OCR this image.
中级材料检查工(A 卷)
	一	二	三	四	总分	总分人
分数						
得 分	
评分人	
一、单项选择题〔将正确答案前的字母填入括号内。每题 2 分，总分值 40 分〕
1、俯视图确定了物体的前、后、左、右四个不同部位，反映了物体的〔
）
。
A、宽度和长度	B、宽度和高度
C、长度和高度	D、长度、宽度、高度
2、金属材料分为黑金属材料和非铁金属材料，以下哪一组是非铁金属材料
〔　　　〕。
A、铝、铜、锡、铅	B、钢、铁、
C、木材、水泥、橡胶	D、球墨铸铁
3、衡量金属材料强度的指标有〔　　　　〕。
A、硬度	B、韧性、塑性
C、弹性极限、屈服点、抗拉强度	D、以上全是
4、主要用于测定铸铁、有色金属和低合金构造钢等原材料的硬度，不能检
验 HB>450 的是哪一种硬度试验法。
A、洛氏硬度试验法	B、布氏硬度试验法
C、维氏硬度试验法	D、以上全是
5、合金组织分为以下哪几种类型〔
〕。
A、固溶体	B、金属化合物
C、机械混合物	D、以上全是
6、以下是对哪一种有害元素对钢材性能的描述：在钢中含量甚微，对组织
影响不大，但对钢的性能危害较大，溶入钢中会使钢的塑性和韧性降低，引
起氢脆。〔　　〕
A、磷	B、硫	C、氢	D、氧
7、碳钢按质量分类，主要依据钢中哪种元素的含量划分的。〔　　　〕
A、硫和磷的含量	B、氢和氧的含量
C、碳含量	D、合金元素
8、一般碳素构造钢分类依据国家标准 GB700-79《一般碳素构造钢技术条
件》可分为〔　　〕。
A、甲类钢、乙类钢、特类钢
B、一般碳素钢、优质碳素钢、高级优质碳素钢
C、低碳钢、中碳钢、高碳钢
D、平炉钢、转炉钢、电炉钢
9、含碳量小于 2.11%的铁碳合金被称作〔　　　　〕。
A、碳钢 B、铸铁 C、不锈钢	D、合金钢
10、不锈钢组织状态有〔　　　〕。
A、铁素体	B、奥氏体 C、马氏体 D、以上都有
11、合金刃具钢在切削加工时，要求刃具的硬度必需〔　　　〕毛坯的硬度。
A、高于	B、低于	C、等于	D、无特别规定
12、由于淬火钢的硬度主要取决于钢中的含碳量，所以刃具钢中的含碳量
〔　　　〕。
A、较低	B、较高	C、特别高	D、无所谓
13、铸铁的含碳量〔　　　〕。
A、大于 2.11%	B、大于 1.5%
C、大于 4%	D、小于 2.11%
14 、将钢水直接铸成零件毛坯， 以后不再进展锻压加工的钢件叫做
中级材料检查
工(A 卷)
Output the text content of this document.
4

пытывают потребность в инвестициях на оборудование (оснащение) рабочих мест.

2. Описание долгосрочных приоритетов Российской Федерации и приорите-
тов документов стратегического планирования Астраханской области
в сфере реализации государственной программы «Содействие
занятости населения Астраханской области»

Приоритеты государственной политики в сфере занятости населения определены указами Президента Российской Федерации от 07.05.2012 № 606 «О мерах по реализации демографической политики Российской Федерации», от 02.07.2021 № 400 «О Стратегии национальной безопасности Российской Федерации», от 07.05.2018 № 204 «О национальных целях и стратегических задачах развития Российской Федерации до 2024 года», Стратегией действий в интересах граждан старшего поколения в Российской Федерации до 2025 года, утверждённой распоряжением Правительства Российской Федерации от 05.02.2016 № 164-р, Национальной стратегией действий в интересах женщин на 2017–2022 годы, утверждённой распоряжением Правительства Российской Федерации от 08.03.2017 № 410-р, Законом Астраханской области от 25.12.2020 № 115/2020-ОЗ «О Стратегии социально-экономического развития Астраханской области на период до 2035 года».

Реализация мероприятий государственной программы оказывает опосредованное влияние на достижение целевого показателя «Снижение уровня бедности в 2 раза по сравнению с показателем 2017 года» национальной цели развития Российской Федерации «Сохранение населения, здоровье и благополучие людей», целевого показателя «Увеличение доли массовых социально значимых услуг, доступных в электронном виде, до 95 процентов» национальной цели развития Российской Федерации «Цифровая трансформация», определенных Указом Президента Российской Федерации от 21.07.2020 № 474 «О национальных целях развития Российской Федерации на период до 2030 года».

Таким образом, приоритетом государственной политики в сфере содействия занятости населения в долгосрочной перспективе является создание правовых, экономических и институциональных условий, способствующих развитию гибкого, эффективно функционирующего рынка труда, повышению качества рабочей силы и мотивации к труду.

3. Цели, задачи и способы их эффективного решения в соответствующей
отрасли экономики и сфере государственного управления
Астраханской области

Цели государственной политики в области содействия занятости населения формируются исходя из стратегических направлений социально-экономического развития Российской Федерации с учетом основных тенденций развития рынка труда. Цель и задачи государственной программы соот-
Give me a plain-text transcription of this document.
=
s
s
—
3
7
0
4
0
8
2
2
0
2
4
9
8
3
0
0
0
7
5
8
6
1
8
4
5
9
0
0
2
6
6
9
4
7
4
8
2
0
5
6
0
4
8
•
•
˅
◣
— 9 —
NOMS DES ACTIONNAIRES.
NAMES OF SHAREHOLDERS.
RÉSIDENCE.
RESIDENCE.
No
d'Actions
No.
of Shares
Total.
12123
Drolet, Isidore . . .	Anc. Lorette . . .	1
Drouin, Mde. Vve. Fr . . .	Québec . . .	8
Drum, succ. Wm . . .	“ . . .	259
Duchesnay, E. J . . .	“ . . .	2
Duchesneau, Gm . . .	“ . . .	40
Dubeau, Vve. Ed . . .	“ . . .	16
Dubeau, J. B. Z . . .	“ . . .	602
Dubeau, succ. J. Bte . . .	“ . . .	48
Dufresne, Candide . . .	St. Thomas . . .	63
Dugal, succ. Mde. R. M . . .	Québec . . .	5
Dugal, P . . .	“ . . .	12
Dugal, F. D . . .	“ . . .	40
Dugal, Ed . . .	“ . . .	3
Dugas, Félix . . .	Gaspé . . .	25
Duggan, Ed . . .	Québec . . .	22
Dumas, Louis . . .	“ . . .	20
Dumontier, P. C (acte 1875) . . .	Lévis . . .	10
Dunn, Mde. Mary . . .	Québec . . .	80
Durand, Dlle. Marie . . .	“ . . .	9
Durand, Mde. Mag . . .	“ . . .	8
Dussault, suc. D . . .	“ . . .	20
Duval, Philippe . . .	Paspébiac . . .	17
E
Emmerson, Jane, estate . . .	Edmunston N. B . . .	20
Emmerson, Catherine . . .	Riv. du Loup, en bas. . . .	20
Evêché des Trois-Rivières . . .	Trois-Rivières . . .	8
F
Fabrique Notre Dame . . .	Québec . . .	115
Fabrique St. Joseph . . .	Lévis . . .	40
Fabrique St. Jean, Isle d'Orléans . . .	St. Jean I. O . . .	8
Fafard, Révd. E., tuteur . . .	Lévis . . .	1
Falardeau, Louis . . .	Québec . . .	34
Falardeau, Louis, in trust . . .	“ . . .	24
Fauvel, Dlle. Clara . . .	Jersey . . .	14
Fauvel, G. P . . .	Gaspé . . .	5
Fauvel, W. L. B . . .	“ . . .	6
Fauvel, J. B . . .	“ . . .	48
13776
::::::::::
● What you need to do:
Among the records above, find each line holding the string "以上全是" and pull it out.

● Result of this task:
C、弹性极限、屈服点、抗拉强度	D、以上全是
C、维氏硬度试验法	D、以上全是
C、机械混合物	D、以上全是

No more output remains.